Exercise details: Print all the entries verbatim.

[START Material]

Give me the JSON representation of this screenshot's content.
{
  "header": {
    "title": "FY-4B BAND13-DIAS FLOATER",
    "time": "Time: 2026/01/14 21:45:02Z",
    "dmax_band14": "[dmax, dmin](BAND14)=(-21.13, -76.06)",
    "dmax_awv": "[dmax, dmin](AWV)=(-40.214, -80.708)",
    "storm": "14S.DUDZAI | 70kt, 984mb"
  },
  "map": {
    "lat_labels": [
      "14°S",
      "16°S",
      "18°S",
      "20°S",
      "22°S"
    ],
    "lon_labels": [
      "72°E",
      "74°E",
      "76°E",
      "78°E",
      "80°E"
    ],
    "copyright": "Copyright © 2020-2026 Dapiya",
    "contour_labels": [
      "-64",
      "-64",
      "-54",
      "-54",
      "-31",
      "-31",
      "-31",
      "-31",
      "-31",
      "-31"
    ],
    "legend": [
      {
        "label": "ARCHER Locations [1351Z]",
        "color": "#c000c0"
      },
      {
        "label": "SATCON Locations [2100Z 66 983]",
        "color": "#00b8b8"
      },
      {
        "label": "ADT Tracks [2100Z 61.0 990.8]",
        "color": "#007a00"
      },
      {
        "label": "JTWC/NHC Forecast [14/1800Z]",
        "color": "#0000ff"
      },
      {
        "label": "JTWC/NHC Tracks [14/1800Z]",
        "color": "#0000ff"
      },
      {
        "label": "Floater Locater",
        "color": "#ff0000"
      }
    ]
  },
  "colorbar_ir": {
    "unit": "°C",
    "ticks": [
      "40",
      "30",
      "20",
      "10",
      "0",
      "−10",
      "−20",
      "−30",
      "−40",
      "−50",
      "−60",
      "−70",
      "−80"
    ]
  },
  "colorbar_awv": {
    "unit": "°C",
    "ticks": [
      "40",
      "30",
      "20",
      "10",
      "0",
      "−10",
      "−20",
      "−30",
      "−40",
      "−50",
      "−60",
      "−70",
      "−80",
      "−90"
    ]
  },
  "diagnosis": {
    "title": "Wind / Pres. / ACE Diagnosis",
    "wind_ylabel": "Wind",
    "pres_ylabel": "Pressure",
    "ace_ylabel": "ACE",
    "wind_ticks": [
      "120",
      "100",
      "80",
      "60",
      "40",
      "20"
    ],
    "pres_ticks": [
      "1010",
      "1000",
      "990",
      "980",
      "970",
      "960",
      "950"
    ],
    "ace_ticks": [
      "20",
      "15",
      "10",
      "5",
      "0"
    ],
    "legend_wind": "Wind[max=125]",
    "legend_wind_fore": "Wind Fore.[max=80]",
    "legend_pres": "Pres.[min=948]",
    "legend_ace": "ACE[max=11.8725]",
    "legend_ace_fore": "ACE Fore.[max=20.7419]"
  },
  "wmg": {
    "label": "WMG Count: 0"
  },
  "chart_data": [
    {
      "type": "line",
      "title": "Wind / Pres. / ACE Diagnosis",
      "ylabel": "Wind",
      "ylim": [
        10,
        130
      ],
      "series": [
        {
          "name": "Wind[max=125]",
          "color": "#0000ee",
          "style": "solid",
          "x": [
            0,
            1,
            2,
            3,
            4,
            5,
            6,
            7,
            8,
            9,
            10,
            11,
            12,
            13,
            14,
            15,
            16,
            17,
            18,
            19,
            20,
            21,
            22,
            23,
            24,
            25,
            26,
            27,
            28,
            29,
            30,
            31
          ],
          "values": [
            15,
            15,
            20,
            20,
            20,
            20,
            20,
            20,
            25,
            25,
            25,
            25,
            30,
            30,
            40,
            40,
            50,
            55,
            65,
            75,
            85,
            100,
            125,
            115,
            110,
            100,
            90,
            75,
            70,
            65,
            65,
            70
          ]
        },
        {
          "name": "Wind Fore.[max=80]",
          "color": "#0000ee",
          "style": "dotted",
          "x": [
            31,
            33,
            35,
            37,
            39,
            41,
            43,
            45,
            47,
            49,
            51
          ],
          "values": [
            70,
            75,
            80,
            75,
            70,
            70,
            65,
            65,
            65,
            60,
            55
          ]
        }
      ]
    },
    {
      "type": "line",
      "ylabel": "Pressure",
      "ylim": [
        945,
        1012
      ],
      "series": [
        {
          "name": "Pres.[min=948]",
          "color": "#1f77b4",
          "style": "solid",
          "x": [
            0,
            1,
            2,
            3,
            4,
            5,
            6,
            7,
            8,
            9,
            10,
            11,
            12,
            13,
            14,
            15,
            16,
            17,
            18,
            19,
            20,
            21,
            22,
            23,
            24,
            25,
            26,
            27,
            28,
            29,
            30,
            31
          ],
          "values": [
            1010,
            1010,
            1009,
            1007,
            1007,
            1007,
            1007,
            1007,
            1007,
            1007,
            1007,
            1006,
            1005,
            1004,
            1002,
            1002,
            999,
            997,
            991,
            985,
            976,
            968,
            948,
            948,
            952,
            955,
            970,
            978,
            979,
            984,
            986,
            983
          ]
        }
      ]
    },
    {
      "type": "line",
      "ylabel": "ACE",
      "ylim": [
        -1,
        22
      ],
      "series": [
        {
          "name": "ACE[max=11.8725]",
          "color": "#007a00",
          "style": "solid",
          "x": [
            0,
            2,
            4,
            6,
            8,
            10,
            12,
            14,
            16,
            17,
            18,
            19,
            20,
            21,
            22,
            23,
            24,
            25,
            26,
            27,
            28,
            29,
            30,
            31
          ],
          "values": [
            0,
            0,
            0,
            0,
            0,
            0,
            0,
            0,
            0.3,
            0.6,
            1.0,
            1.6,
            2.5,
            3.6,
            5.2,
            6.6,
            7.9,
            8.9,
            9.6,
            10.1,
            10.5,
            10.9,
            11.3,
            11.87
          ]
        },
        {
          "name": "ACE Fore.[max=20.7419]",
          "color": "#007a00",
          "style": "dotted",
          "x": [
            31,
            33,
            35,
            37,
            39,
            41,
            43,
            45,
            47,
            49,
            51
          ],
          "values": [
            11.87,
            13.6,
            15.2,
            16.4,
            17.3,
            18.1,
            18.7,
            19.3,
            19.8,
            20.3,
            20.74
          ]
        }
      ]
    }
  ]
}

[END Material]

Solved problem:
Give me the JSON representation of this screenshot's content.
{
  "header": {
    "title": "FY-4B BAND13-DIAS FLOATER",
    "time": "Time: 2026/01/14 21:45:02Z",
    "dmax_band14": "[dmax, dmin](BAND14)=(-21.13, -76.06)",
    "dmax_awv": "[dmax, dmin](AWV)=(-40.214, -80.708)",
    "storm": "14S.DUDZAI | 70kt, 984mb"
  },
  "map": {
    "lat_labels": [
      "14°S",
      "16°S",
      "18°S",
      "20°S",
      "22°S"
    ],
    "lon_labels": [
      "72°E",
      "74°E",
      "76°E",
      "78°E",
      "80°E"
    ],
    "copyright": "Copyright © 2020-2026 Dapiya",
    "contour_labels": [
      "-64",
      "-64",
      "-54",
      "-54",
      "-31",
      "-31",
      "-31",
      "-31",
      "-31",
      "-31"
    ],
    "legend": [
      {
        "label": "ARCHER Locations [1351Z]",
        "color": "#c000c0"
      },
      {
        "label": "SATCON Locations [2100Z 66 983]",
        "color": "#00b8b8"
      },
      {
        "label": "ADT Tracks [2100Z 61.0 990.8]",
        "color": "#007a00"
      },
      {
        "label": "JTWC/NHC Forecast [14/1800Z]",
        "color": "#0000ff"
      },
      {
        "label": "JTWC/NHC Tracks [14/1800Z]",
        "color": "#0000ff"
      },
      {
        "label": "Floater Locater",
        "color": "#ff0000"
      }
    ]
  },
  "colorbar_ir": {
    "unit": "°C",
    "ticks": [
      "40",
      "30",
      "20",
      "10",
      "0",
      "−10",
      "−20",
      "−30",
      "−40",
      "−50",
      "−60",
      "−70",
      "−80"
    ]
  },
  "colorbar_awv": {
    "unit": "°C",
    "ticks": [
      "40",
      "30",
      "20",
      "10",
      "0",
      "−10",
      "−20",
      "−30",
      "−40",
      "−50",
      "−60",
      "−70",
      "−80",
      "−90"
    ]
  },
  "diagnosis": {
    "title": "Wind / Pres. / ACE Diagnosis",
    "wind_ylabel": "Wind",
    "pres_ylabel": "Pressure",
    "ace_ylabel": "ACE",
    "wind_ticks": [
      "120",
      "100",
      "80",
      "60",
      "40",
      "20"
    ],
    "pres_ticks": [
      "1010",
      "1000",
      "990",
      "980",
      "970",
      "960",
      "950"
    ],
    "ace_ticks": [
      "20",
      "15",
      "10",
      "5",
      "0"
    ],
    "legend_wind": "Wind[max=125]",
    "legend_wind_fore": "Wind Fore.[max=80]",
    "legend_pres": "Pres.[min=948]",
    "legend_ace": "ACE[max=11.8725]",
    "legend_ace_fore": "ACE Fore.[max=20.7419]"
  },
  "wmg": {
    "label": "WMG Count: 0"
  },
  "chart_data": [
    {
      "type": "line",
      "title": "Wind / Pres. / ACE Diagnosis",
      "ylabel": "Wind",
      "ylim": [
        10,
        130
      ],
      "series": [
        {
          "name": "Wind[max=125]",
          "color": "#0000ee",
          "style": "solid",
          "x": [
            0,
            1,
            2,
            3,
            4,
            5,
            6,
            7,
            8,
            9,
            10,
            11,
            12,
            13,
            14,
            15,
            16,
            17,
            18,
            19,
            20,
            21,
            22,
            23,
            24,
            25,
            26,
            27,
            28,
            29,
            30,
            31
          ],
          "values": [
            15,
            15,
            20,
            20,
            20,
            20,
            20,
            20,
            25,
            25,
            25,
            25,
            30,
            30,
            40,
            40,
            50,
            55,
            65,
            75,
            85,
            100,
            125,
            115,
            110,
            100,
            90,
            75,
            70,
            65,
            65,
            70
          ]
        },
        {
          "name": "Wind Fore.[max=80]",
          "color": "#0000ee",
          "style": "dotted",
          "x": [
            31,
            33,
            35,
            37,
            39,
            41,
            43,
            45,
            47,
            49,
            51
          ],
          "values": [
            70,
            75,
            80,
            75,
            70,
            70,
            65,
            65,
            65,
            60,
            55
          ]
        }
      ]
    },
    {
      "type": "line",
      "ylabel": "Pressure",
      "ylim": [
        945,
        1012
      ],
      "series": [
        {
          "name": "Pres.[min=948]",
          "color": "#1f77b4",
          "style": "solid",
          "x": [
            0,
            1,
            2,
            3,
            4,
            5,
            6,
            7,
            8,
            9,
            10,
            11,
            12,
            13,
            14,
            15,
            16,
            17,
            18,
            19,
            20,
            21,
            22,
            23,
            24,
            25,
            26,
            27,
            28,
            29,
            30,
            31
          ],
          "values": [
            1010,
            1010,
            1009,
            1007,
            1007,
            1007,
            1007,
            1007,
            1007,
            1007,
            1007,
            1006,
            1005,
            1004,
            1002,
            1002,
            999,
            997,
            991,
            985,
            976,
            968,
            948,
            948,
            952,
            955,
            970,
            978,
            979,
            984,
            986,
            983
          ]
        }
      ]
    },
    {
      "type": "line",
      "ylabel": "ACE",
      "ylim": [
        -1,
        22
      ],
      "series": [
        {
          "name": "ACE[max=11.8725]",
          "color": "#007a00",
          "style": "solid",
          "x": [
            0,
            2,
            4,
            6,
            8,
            10,
            12,
            14,
            16,
            17,
            18,
            19,
            20,
            21,
            22,
            23,
            24,
            25,
            26,
            27,
            28,
            29,
            30,
            31
          ],
          "values": [
            0,
            0,
            0,
            0,
            0,
            0,
            0,
            0,
            0.3,
            0.6,
            1.0,
            1.6,
            2.5,
            3.6,
            5.2,
            6.6,
            7.9,
            8.9,
            9.6,
            10.1,
            10.5,
            10.9,
            11.3,
            11.87
          ]
        },
        {
          "name": "ACE Fore.[max=20.7419]",
          "color": "#007a00",
          "style": "dotted",
          "x": [
            31,
            33,
            35,
            37,
            39,
            41,
            43,
            45,
            47,
            49,
            51
          ],
          "values": [
            11.87,
            13.6,
            15.2,
            16.4,
            17.3,
            18.1,
            18.7,
            19.3,
            19.8,
            20.3,
            20.74
          ]
        }
      ]
    }
  ]
}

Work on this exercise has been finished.